Rows from a dataset

_ _ _ _

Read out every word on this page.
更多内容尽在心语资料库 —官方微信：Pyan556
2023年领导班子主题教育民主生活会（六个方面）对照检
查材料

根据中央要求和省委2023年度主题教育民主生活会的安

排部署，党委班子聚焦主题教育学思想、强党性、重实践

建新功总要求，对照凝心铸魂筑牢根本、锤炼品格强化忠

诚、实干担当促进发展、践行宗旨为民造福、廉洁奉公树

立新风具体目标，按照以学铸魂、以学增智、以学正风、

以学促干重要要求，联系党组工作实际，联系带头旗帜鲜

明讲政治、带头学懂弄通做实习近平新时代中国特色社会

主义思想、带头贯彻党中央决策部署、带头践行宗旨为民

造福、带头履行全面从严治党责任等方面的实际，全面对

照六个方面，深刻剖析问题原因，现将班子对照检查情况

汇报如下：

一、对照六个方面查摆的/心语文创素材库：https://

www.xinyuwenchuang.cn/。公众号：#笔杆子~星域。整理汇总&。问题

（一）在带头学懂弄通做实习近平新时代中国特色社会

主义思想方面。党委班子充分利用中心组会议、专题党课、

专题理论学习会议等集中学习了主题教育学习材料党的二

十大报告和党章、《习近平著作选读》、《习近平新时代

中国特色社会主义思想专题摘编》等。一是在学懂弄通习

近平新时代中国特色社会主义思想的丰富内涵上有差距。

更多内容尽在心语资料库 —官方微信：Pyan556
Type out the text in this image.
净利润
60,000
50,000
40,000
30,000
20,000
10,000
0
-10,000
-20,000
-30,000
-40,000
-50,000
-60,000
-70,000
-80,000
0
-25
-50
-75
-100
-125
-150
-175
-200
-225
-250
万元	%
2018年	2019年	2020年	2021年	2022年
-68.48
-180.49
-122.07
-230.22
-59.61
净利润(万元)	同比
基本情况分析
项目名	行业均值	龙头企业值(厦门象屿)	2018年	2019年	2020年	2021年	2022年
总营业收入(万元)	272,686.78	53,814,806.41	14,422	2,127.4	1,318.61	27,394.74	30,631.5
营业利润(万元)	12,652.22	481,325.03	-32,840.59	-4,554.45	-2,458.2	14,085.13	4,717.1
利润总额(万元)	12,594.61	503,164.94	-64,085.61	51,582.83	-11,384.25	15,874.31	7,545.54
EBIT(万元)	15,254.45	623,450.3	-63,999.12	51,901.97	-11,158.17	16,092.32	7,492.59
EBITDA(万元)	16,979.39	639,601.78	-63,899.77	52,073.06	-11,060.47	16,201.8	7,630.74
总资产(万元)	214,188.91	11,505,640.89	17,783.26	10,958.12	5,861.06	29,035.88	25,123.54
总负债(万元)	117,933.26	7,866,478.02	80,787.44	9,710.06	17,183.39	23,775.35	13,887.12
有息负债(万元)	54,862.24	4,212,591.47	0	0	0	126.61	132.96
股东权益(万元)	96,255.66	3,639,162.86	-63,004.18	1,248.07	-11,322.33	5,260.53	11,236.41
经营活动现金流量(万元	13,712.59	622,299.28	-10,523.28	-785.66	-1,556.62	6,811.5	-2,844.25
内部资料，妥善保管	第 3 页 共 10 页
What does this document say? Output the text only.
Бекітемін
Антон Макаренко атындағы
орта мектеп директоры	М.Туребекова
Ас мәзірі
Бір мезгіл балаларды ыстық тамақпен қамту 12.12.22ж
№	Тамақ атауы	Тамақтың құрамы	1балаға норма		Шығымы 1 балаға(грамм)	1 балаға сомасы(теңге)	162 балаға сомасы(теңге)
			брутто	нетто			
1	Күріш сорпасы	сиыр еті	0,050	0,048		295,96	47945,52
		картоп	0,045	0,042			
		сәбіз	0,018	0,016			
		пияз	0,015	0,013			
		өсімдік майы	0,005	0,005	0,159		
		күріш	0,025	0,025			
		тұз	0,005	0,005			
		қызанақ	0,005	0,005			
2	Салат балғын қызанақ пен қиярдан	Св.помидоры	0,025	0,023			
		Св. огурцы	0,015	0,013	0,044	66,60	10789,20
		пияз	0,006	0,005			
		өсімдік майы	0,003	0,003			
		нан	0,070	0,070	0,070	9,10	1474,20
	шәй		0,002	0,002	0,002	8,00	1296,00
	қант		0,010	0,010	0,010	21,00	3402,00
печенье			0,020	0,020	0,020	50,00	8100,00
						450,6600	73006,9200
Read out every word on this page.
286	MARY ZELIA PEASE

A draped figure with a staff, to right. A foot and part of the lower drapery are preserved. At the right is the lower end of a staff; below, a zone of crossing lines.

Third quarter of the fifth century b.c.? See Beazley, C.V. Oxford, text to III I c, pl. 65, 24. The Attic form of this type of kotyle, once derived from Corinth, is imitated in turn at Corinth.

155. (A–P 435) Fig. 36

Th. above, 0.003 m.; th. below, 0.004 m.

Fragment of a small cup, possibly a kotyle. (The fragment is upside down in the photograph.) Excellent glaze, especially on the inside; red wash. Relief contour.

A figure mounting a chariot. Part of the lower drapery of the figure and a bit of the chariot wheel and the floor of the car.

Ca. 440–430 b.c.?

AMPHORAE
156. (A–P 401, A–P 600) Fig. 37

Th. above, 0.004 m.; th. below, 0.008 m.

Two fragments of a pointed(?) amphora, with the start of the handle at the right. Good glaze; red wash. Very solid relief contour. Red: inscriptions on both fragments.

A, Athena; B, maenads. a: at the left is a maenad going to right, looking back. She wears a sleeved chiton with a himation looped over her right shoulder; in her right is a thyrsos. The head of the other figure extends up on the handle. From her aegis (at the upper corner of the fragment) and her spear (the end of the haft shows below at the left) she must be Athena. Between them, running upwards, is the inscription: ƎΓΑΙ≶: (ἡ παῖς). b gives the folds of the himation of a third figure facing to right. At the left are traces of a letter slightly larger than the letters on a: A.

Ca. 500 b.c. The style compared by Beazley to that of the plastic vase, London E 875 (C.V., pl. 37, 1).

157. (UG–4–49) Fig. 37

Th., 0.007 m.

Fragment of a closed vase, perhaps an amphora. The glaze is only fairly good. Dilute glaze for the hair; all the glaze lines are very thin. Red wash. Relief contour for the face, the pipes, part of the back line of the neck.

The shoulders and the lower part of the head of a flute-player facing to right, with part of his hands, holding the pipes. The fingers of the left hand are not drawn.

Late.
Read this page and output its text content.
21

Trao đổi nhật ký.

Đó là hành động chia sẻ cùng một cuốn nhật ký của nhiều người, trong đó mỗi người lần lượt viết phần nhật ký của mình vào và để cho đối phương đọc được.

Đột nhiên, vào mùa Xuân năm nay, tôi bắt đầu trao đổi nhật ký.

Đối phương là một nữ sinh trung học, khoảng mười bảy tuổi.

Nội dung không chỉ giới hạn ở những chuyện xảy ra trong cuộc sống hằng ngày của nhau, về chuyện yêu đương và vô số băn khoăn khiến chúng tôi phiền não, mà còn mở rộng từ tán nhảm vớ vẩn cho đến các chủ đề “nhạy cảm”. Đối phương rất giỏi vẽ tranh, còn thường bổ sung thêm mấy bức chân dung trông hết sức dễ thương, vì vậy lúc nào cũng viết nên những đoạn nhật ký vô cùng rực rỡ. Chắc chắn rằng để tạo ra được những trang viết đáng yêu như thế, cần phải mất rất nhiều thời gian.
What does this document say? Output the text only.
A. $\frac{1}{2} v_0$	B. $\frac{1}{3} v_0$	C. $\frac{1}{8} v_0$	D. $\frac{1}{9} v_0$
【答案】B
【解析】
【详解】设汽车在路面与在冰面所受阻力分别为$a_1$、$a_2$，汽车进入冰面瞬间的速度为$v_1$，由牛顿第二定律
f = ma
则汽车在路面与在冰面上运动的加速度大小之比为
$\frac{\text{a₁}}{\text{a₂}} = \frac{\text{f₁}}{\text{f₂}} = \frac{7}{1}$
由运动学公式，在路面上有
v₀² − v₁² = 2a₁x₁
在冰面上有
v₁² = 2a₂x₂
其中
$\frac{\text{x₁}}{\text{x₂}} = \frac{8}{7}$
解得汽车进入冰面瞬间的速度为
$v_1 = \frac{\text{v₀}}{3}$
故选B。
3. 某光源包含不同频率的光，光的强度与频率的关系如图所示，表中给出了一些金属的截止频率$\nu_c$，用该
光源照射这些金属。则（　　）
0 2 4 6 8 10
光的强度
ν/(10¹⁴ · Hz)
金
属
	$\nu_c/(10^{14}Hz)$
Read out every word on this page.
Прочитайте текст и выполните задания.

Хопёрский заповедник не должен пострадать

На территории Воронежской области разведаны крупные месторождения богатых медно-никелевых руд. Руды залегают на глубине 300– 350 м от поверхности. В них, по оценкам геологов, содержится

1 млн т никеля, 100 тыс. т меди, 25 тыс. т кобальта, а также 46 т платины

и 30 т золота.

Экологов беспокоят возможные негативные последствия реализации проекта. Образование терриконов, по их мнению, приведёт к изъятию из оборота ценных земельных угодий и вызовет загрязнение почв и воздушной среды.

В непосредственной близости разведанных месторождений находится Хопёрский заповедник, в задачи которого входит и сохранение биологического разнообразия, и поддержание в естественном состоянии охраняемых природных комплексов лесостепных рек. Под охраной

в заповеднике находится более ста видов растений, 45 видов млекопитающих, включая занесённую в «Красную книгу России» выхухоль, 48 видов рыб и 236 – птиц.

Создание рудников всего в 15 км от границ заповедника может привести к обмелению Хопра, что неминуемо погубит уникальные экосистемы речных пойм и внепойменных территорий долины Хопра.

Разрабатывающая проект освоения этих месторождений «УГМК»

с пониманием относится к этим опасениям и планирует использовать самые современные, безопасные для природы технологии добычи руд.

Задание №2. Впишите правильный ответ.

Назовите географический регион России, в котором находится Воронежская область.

_ _ _ _

◆ WHAT TO DO
Return from the data every line that holds "Beazley".

◆ ANSWER TO THIS PROBLEM
Third quarter of the fifth century b.c.? See Beazley, C.V. Oxford, text to III I c, pl. 65, 24. The Attic form of this type of kotyle, once derived from Corinth, is imitated in turn at Corinth.
Ca. 500 b.c. The style compared by Beazley to that of the plastic vase, London E 875 (C.V., pl. 37, 1).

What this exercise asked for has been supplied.